Every line that holds the word "dagar" needs to be copied from the data below.

------ Data shown

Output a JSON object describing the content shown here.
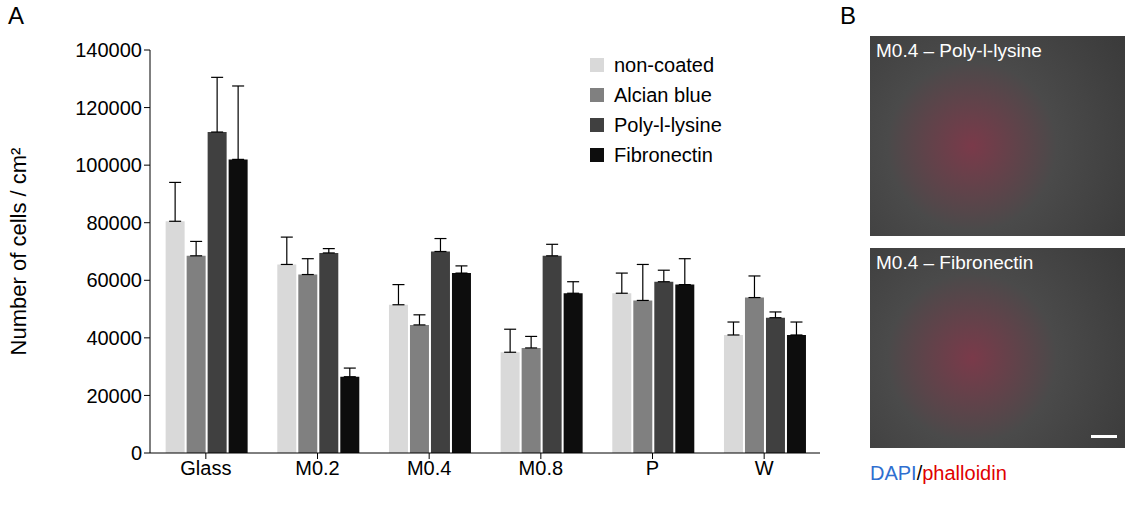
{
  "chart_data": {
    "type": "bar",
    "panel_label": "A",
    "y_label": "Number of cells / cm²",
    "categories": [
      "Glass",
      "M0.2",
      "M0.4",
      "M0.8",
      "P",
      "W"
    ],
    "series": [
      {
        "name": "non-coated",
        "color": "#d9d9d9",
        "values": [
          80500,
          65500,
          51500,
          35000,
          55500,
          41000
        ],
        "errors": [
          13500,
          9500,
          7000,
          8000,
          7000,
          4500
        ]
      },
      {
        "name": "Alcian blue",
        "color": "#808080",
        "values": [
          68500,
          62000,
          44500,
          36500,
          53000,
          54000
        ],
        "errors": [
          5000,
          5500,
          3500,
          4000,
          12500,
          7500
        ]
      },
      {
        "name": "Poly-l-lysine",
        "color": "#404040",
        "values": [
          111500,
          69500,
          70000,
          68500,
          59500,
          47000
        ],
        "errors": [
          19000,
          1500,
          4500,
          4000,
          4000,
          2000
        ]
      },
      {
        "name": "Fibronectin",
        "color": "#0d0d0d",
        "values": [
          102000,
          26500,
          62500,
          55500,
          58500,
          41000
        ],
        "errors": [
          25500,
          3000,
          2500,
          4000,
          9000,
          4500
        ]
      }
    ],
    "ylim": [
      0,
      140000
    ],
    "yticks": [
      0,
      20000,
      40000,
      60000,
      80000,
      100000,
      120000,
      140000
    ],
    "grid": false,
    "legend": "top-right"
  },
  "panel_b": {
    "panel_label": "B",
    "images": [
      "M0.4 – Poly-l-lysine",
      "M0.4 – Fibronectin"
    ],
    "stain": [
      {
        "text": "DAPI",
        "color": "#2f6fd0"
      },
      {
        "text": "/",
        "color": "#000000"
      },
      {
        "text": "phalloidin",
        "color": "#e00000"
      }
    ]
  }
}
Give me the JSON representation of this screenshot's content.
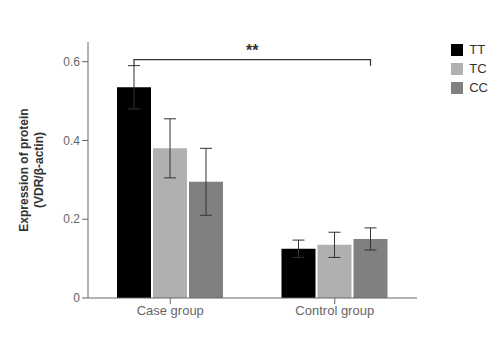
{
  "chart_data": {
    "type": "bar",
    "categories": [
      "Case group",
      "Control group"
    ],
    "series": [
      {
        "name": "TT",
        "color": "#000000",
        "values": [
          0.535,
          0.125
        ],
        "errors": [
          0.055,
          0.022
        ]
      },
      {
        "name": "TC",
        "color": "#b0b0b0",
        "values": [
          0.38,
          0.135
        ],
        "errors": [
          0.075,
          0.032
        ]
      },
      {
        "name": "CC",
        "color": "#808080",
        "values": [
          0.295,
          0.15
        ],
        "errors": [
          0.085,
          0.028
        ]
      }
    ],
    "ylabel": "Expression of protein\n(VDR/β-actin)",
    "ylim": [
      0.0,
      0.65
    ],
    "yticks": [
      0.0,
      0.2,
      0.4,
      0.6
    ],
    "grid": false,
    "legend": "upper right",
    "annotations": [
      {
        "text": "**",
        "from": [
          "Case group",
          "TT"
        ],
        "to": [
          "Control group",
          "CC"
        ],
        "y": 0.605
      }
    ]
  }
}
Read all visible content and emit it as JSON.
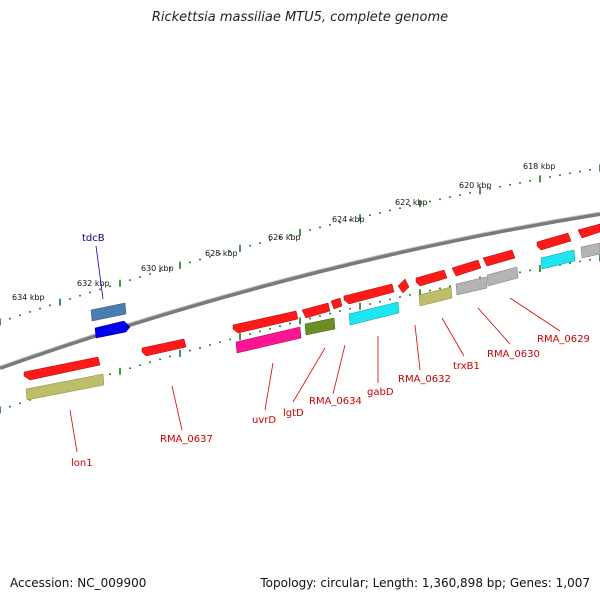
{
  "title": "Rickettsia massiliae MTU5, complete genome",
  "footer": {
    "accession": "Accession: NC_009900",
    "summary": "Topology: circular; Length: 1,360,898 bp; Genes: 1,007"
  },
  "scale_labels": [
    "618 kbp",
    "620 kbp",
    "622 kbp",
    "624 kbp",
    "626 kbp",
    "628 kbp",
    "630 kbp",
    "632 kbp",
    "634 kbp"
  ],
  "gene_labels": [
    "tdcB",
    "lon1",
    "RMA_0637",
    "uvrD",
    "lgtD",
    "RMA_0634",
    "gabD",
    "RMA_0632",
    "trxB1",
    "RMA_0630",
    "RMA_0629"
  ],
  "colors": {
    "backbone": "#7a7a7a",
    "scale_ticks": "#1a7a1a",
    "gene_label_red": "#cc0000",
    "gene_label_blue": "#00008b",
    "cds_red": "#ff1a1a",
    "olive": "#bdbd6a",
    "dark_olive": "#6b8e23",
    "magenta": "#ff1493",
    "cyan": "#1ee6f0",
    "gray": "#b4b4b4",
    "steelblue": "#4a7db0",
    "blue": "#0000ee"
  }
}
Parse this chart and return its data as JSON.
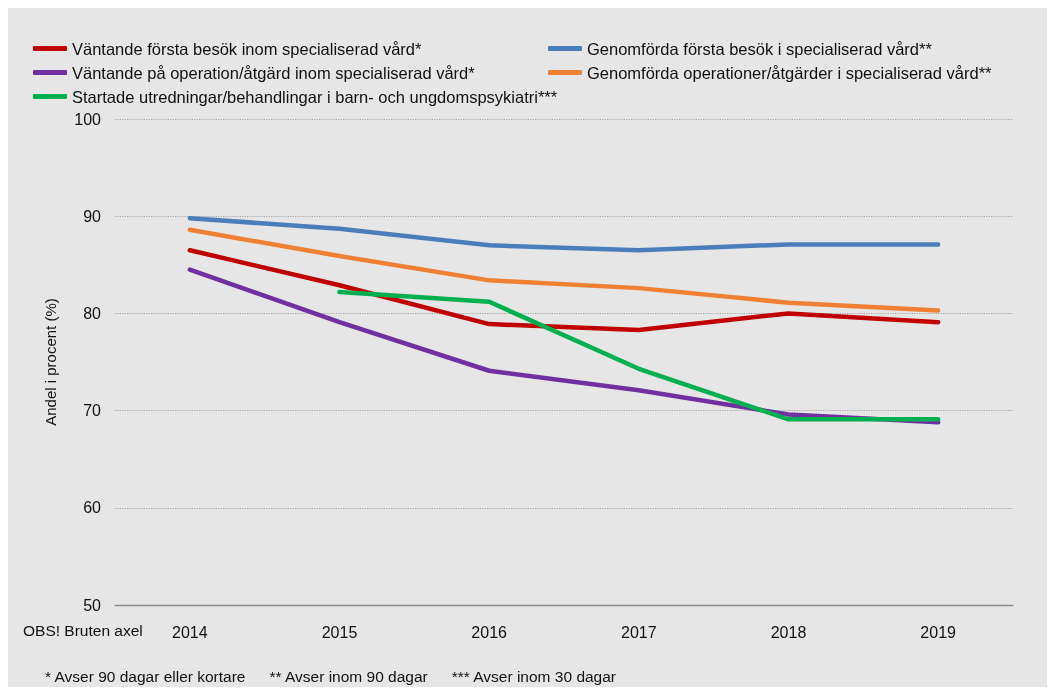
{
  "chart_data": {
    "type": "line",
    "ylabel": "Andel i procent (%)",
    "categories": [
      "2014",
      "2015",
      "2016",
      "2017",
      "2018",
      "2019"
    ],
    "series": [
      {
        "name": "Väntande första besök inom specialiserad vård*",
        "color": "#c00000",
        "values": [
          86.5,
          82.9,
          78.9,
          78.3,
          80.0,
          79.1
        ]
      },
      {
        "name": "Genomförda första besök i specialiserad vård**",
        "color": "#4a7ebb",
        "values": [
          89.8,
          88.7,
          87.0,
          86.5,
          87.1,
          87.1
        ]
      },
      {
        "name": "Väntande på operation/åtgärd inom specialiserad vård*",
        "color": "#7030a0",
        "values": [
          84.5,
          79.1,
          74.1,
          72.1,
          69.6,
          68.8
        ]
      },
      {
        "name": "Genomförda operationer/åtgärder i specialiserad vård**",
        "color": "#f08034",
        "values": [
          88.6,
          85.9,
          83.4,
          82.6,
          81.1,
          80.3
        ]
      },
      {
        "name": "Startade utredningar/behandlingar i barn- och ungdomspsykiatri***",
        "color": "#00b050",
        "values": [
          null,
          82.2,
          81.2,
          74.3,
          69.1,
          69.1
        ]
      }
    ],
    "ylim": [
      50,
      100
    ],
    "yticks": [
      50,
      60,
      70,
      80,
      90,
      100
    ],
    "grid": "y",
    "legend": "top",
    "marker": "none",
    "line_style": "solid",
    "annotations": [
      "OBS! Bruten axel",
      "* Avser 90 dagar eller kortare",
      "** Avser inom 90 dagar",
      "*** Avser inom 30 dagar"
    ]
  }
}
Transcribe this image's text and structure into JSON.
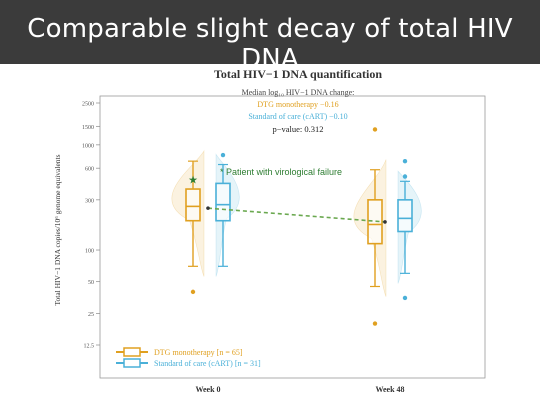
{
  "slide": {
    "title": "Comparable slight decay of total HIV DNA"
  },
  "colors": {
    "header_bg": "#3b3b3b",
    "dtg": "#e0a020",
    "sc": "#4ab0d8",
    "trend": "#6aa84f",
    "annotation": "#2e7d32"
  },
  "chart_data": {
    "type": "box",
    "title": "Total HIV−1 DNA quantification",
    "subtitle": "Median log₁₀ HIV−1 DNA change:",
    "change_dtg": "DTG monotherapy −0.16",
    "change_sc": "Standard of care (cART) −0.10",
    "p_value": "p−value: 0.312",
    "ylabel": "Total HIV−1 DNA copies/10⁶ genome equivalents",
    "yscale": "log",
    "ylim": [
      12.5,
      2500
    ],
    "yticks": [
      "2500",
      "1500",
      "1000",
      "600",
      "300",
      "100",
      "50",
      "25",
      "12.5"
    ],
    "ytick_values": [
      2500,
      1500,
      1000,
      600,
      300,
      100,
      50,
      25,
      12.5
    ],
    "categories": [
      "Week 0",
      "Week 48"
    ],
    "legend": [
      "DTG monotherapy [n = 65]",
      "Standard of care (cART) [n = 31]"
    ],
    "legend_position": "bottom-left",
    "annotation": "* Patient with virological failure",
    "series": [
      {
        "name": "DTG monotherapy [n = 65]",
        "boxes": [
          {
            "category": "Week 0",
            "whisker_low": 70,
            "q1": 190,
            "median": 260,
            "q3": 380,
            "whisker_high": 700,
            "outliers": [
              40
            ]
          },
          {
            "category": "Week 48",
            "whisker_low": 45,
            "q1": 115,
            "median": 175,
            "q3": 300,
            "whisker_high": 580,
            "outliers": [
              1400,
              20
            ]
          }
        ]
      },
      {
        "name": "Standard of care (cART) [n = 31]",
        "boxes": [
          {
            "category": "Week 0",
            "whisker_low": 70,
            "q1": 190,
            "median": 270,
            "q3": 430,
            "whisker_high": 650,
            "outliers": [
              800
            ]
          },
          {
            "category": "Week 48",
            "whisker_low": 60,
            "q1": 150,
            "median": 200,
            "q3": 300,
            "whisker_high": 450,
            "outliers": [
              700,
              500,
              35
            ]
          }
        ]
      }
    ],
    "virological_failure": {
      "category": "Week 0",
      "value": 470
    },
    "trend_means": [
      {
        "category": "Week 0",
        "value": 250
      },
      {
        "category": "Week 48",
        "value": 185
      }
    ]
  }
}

------------

• _Result of the exercise_:
      "* Avser 90 dagar eller kortare",
      "** Avser inom 90 dagar",
      "*** Avser inom 30 dagar"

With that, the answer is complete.